#### PASSAGE EXTRAIT
Gallimard contribue ainsi au mouvement de transnationalisation de l’après 1945, à savoir d’échanges entre acteurs économiques et culturels (maisons d’édition, société d’auteurs) qui concurrencent le pouvoir des États (partie 3). Même le programme de l’Unesco pour constituer un canon universel et moins élitiste, en soutenant des traductions d’« Œuvres représentatives » des cultures nationales, s’est appuyé sur la création d’organisations non gouvernementales, sur des maisons d’édition ou sur un réseau de traducteurs de plus en plus professionnalisés. À l’heure où les institutions internationales sont l’objet de nombreuses attaques, cet ouvrage rappelle utilement le succès de ce programme de l’Unesco qui s’est traduit par des politiques publiques de ses États membres (création des ministères de la Culture ou de cinémathèques) et dans les bibliothèques familiales qui ont largement incorporé le « Club français du livre ». Ce succès se manifeste aussi par l’attribution du prix Nobel à plusieurs des auteurs ainsi traduits (chapitre 6).
Les chapitres 7 (partie 3) et 8 (partie 4) s’attachent à analyser les principes de choix des jurés Nobel, qui tentent de garder une autonomie de la littérature dans les tensions politiques, notamment celles de la guerre froide. Sont mis en évidence les biais cognitifs de ces jurés et de leurs réseaux de correspondants, androcentriques et européocentrés, qui contribuent à entretenir des inégalités d’accès à la consécration mondiale, inégalités culturelles, même dans la reconnaissance des littératures sud-américaines, asiatiques, arabes ou post-coloniales, inégalités de genre également avec une très timide féminisation.
Cette dynamique transnationale se transforme avec la globalisation de la fin des années 1970 marquée par la libéralisation des échanges, une délocalisation d’une partie du travail éditorial, des concentrations dans l’édition. La dénationalisation et la baisse du pouvoir étatique de contrôle sont contrebalancées par l’imposition des contraintes du marché (partie 4). La domination anglo-américaine, qui est celle de la littérature anglophone, permet l’émergence des minorités précédemment invisibilisées. Cette évolution se manifeste notamment dans les choix du prix Nobel, plus inclusifs, mais plus influencés par les éditeurs et intermédiaires états-uniens (chapitre 8). Dans ce contexte, les festivals internationaux de littérature deviennent de nouvelles instances de consécration, permettant une diversité relative du champ littéraire avec des festivals alternatifs (chapitre 9). C’est ce rôle des indépendants (petites maisons d’édition ou librairies), qui permet d’apporter une réponse nuancée à la question du déclin international de la littérature française, proclamé par les éditeurs américains. Au total, si l’hégémonie de la France était marquée par une volonté d’universalisation et de traduction des littératures étrangères, l’hégémonie anglo-américaine promeut une diversité culturelle et genrée, mais au détriment de la traduction, nourrissant le repli des États-Unis sur les productions anglophones (chapitre 10).

#### ENTRÉES EXTRAITES
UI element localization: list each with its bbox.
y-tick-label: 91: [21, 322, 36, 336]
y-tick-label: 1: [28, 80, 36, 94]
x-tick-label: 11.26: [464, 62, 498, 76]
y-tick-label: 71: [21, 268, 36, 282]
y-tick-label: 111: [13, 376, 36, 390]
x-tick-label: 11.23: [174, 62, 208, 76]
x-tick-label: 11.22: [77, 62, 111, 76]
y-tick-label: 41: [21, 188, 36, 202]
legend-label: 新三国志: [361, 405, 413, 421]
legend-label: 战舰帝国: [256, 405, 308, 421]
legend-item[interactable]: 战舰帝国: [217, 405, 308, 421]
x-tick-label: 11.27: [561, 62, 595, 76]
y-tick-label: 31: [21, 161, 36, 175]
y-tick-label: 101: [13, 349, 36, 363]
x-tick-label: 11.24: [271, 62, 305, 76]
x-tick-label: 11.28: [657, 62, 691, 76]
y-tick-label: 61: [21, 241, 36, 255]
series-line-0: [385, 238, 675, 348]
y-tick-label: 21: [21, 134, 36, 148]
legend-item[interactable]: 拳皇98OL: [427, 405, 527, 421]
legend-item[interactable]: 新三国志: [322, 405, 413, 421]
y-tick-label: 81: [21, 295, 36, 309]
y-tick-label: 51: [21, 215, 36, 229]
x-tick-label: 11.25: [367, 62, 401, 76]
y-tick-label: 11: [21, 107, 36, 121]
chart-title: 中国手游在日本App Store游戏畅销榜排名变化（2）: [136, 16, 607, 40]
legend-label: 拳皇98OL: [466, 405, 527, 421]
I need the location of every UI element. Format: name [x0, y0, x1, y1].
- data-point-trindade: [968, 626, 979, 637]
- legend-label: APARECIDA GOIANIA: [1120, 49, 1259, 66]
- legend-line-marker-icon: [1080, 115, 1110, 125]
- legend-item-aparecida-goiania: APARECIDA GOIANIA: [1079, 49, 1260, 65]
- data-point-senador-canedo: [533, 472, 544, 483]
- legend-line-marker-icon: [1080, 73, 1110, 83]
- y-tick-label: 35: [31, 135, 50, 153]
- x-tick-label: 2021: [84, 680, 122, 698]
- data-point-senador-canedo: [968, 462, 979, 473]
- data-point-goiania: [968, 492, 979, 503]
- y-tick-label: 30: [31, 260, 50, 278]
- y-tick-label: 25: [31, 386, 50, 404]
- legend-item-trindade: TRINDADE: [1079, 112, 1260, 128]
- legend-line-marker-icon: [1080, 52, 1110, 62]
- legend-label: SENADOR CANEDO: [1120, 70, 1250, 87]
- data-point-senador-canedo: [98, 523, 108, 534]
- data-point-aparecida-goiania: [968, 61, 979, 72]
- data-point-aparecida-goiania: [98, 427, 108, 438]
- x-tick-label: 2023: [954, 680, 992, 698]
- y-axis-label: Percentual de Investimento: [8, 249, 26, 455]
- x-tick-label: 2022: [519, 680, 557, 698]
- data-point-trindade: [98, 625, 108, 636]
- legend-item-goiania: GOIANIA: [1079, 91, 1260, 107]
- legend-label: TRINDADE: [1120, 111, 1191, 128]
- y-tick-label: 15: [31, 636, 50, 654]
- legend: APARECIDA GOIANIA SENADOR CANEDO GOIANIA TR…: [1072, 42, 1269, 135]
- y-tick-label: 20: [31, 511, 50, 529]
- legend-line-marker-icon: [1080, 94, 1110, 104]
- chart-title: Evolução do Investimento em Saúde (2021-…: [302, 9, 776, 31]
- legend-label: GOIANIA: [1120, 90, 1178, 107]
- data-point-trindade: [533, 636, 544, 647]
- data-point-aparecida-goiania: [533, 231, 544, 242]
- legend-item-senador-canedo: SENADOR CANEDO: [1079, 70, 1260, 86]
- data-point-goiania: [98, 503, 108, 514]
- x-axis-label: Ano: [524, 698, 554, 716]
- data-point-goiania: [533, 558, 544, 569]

#### EXERCICE PROPOSÉ
Pouvez-vous reproduire fidèlement la partie du texte sur la consécration littéraire mondiale qui s'ouvre sur les mots contenant « Les chapitres 7 » et se clôt sur « très timide féminisation. » ?

#### RÉPONSE COMPLÈTE
Les chapitres 7 (partie 3) et 8 (partie 4) s’attachent à analyser les principes de choix des jurés Nobel, qui tentent de garder une autonomie de la littérature dans les tensions politiques, notamment celles de la guerre froide. Sont mis en évidence les biais cognitifs de ces jurés et de leurs réseaux de correspondants, androcentriques et européocentrés, qui contribuent à entretenir des inégalités d’accès à la consécration mondiale, inégalités culturelles, même dans la reconnaissance des littératures sud-américaines, asiatiques, arabes ou post-coloniales, inégalités de genre également avec une très timide féminisation.